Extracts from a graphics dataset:
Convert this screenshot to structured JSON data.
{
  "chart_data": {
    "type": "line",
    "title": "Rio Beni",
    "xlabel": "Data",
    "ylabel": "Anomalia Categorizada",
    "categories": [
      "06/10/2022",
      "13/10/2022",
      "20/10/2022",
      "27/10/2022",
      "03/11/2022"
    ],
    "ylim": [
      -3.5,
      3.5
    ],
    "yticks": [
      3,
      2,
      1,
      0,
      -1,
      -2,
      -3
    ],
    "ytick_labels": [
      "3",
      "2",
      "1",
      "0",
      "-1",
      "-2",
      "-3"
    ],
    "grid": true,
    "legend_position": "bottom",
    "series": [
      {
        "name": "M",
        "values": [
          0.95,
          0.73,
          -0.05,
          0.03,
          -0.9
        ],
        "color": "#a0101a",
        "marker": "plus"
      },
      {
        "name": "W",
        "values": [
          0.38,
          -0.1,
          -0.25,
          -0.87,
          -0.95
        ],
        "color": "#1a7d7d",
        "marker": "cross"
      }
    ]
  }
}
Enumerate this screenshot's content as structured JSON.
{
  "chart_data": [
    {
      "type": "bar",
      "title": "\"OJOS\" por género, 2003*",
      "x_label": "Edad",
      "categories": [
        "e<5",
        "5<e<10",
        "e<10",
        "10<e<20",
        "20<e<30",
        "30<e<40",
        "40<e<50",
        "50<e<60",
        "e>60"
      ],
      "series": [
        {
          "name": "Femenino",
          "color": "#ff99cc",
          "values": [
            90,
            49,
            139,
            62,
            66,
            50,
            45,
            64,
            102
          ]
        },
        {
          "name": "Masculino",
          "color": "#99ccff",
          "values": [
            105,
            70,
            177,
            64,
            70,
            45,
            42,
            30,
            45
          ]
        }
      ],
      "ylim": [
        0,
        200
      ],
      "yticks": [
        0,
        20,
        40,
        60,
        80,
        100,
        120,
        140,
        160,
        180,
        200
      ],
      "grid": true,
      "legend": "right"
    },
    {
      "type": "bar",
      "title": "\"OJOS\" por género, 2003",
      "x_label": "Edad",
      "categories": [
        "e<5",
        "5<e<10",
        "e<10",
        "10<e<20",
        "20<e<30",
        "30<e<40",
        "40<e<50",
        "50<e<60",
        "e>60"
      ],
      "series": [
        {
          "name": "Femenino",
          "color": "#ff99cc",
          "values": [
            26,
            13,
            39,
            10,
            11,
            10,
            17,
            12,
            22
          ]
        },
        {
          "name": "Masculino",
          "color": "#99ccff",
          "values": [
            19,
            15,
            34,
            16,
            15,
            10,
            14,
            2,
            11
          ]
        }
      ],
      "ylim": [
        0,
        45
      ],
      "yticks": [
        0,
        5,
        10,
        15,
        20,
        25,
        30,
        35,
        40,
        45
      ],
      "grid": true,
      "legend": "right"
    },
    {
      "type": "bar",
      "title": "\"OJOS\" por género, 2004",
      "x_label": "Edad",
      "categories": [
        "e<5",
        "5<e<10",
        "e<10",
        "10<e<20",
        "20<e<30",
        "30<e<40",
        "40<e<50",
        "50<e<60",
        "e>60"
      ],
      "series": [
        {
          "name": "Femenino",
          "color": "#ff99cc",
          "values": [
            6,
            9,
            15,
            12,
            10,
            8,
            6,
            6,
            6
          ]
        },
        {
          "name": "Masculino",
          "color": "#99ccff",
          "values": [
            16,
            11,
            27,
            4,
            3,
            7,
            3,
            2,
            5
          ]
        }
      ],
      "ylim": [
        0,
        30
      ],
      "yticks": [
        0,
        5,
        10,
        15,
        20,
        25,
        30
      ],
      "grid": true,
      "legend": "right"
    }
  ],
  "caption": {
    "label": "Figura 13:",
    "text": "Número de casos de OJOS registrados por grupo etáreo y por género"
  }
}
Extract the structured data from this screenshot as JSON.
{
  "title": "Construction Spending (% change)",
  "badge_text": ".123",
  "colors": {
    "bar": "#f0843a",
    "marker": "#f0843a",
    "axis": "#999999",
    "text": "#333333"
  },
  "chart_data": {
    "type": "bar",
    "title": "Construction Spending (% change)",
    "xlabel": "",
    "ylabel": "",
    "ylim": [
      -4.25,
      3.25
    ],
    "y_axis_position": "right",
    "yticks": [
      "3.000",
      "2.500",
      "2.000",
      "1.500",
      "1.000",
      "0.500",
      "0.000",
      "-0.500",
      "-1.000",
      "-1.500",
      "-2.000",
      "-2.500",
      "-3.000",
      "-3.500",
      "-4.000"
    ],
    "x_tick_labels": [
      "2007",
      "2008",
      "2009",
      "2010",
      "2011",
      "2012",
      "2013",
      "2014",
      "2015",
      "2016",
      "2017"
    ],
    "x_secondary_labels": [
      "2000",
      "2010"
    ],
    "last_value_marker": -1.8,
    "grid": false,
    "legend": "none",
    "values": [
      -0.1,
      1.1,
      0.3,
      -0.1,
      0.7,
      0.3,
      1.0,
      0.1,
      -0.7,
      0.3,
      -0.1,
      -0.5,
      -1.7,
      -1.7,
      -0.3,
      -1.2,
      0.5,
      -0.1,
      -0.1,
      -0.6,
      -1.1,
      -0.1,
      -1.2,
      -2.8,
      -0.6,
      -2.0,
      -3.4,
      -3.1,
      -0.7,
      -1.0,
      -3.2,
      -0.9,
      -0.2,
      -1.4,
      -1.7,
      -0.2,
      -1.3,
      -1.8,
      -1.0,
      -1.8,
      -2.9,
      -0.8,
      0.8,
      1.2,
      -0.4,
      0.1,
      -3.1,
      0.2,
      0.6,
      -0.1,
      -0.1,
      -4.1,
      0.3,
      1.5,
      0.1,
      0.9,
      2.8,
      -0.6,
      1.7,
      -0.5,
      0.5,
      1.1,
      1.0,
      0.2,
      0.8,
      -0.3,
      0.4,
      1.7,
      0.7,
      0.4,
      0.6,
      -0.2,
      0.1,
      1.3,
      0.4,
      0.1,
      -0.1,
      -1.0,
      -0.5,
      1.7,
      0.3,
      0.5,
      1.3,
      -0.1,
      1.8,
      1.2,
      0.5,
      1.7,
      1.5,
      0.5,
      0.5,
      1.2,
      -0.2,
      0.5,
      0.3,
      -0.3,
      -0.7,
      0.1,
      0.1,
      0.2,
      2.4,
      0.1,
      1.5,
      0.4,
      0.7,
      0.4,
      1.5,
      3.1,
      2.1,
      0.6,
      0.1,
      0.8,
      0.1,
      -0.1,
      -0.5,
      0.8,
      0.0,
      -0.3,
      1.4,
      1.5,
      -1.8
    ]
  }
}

▶ [EXERCISE GOAL] Write out all of the records once more, exactly.

▶ [RESULT]
Convert this screenshot to structured JSON data.
{
  "chart_data": {
    "type": "line",
    "title": "Rio Beni",
    "xlabel": "Data",
    "ylabel": "Anomalia Categorizada",
    "categories": [
      "06/10/2022",
      "13/10/2022",
      "20/10/2022",
      "27/10/2022",
      "03/11/2022"
    ],
    "ylim": [
      -3.5,
      3.5
    ],
    "yticks": [
      3,
      2,
      1,
      0,
      -1,
      -2,
      -3
    ],
    "ytick_labels": [
      "3",
      "2",
      "1",
      "0",
      "-1",
      "-2",
      "-3"
    ],
    "grid": true,
    "legend_position": "bottom",
    "series": [
      {
        "name": "M",
        "values": [
          0.95,
          0.73,
          -0.05,
          0.03,
          -0.9
        ],
        "color": "#a0101a",
        "marker": "plus"
      },
      {
        "name": "W",
        "values": [
          0.38,
          -0.1,
          -0.25,
          -0.87,
          -0.95
        ],
        "color": "#1a7d7d",
        "marker": "cross"
      }
    ]
  }
}
Enumerate this screenshot's content as structured JSON.
{
  "chart_data": [
    {
      "type": "bar",
      "title": "\"OJOS\" por género, 2003*",
      "x_label": "Edad",
      "categories": [
        "e<5",
        "5<e<10",
        "e<10",
        "10<e<20",
        "20<e<30",
        "30<e<40",
        "40<e<50",
        "50<e<60",
        "e>60"
      ],
      "series": [
        {
          "name": "Femenino",
          "color": "#ff99cc",
          "values": [
            90,
            49,
            139,
            62,
            66,
            50,
            45,
            64,
            102
          ]
        },
        {
          "name": "Masculino",
          "color": "#99ccff",
          "values": [
            105,
            70,
            177,
            64,
            70,
            45,
            42,
            30,
            45
          ]
        }
      ],
      "ylim": [
        0,
        200
      ],
      "yticks": [
        0,
        20,
        40,
        60,
        80,
        100,
        120,
        140,
        160,
        180,
        200
      ],
      "grid": true,
      "legend": "right"
    },
    {
      "type": "bar",
      "title": "\"OJOS\" por género, 2003",
      "x_label": "Edad",
      "categories": [
        "e<5",
        "5<e<10",
        "e<10",
        "10<e<20",
        "20<e<30",
        "30<e<40",
        "40<e<50",
        "50<e<60",
        "e>60"
      ],
      "series": [
        {
          "name": "Femenino",
          "color": "#ff99cc",
          "values": [
            26,
            13,
            39,
            10,
            11,
            10,
            17,
            12,
            22
          ]
        },
        {
          "name": "Masculino",
          "color": "#99ccff",
          "values": [
            19,
            15,
            34,
            16,
            15,
            10,
            14,
            2,
            11
          ]
        }
      ],
      "ylim": [
        0,
        45
      ],
      "yticks": [
        0,
        5,
        10,
        15,
        20,
        25,
        30,
        35,
        40,
        45
      ],
      "grid": true,
      "legend": "right"
    },
    {
      "type": "bar",
      "title": "\"OJOS\" por género, 2004",
      "x_label": "Edad",
      "categories": [
        "e<5",
        "5<e<10",
        "e<10",
        "10<e<20",
        "20<e<30",
        "30<e<40",
        "40<e<50",
        "50<e<60",
        "e>60"
      ],
      "series": [
        {
          "name": "Femenino",
          "color": "#ff99cc",
          "values": [
            6,
            9,
            15,
            12,
            10,
            8,
            6,
            6,
            6
          ]
        },
        {
          "name": "Masculino",
          "color": "#99ccff",
          "values": [
            16,
            11,
            27,
            4,
            3,
            7,
            3,
            2,
            5
          ]
        }
      ],
      "ylim": [
        0,
        30
      ],
      "yticks": [
        0,
        5,
        10,
        15,
        20,
        25,
        30
      ],
      "grid": true,
      "legend": "right"
    }
  ],
  "caption": {
    "label": "Figura 13:",
    "text": "Número de casos de OJOS registrados por grupo etáreo y por género"
  }
}
Extract the structured data from this screenshot as JSON.
{
  "title": "Construction Spending (% change)",
  "badge_text": ".123",
  "colors": {
    "bar": "#f0843a",
    "marker": "#f0843a",
    "axis": "#999999",
    "text": "#333333"
  },
  "chart_data": {
    "type": "bar",
    "title": "Construction Spending (% change)",
    "xlabel": "",
    "ylabel": "",
    "ylim": [
      -4.25,
      3.25
    ],
    "y_axis_position": "right",
    "yticks": [
      "3.000",
      "2.500",
      "2.000",
      "1.500",
      "1.000",
      "0.500",
      "0.000",
      "-0.500",
      "-1.000",
      "-1.500",
      "-2.000",
      "-2.500",
      "-3.000",
      "-3.500",
      "-4.000"
    ],
    "x_tick_labels": [
      "2007",
      "2008",
      "2009",
      "2010",
      "2011",
      "2012",
      "2013",
      "2014",
      "2015",
      "2016",
      "2017"
    ],
    "x_secondary_labels": [
      "2000",
      "2010"
    ],
    "last_value_marker": -1.8,
    "grid": false,
    "legend": "none",
    "values": [
      -0.1,
      1.1,
      0.3,
      -0.1,
      0.7,
      0.3,
      1.0,
      0.1,
      -0.7,
      0.3,
      -0.1,
      -0.5,
      -1.7,
      -1.7,
      -0.3,
      -1.2,
      0.5,
      -0.1,
      -0.1,
      -0.6,
      -1.1,
      -0.1,
      -1.2,
      -2.8,
      -0.6,
      -2.0,
      -3.4,
      -3.1,
      -0.7,
      -1.0,
      -3.2,
      -0.9,
      -0.2,
      -1.4,
      -1.7,
      -0.2,
      -1.3,
      -1.8,
      -1.0,
      -1.8,
      -2.9,
      -0.8,
      0.8,
      1.2,
      -0.4,
      0.1,
      -3.1,
      0.2,
      0.6,
      -0.1,
      -0.1,
      -4.1,
      0.3,
      1.5,
      0.1,
      0.9,
      2.8,
      -0.6,
      1.7,
      -0.5,
      0.5,
      1.1,
      1.0,
      0.2,
      0.8,
      -0.3,
      0.4,
      1.7,
      0.7,
      0.4,
      0.6,
      -0.2,
      0.1,
      1.3,
      0.4,
      0.1,
      -0.1,
      -1.0,
      -0.5,
      1.7,
      0.3,
      0.5,
      1.3,
      -0.1,
      1.8,
      1.2,
      0.5,
      1.7,
      1.5,
      0.5,
      0.5,
      1.2,
      -0.2,
      0.5,
      0.3,
      -0.3,
      -0.7,
      0.1,
      0.1,
      0.2,
      2.4,
      0.1,
      1.5,
      0.4,
      0.7,
      0.4,
      1.5,
      3.1,
      2.1,
      0.6,
      0.1,
      0.8,
      0.1,
      -0.1,
      -0.5,
      0.8,
      0.0,
      -0.3,
      1.4,
      1.5,
      -1.8
    ]
  }
}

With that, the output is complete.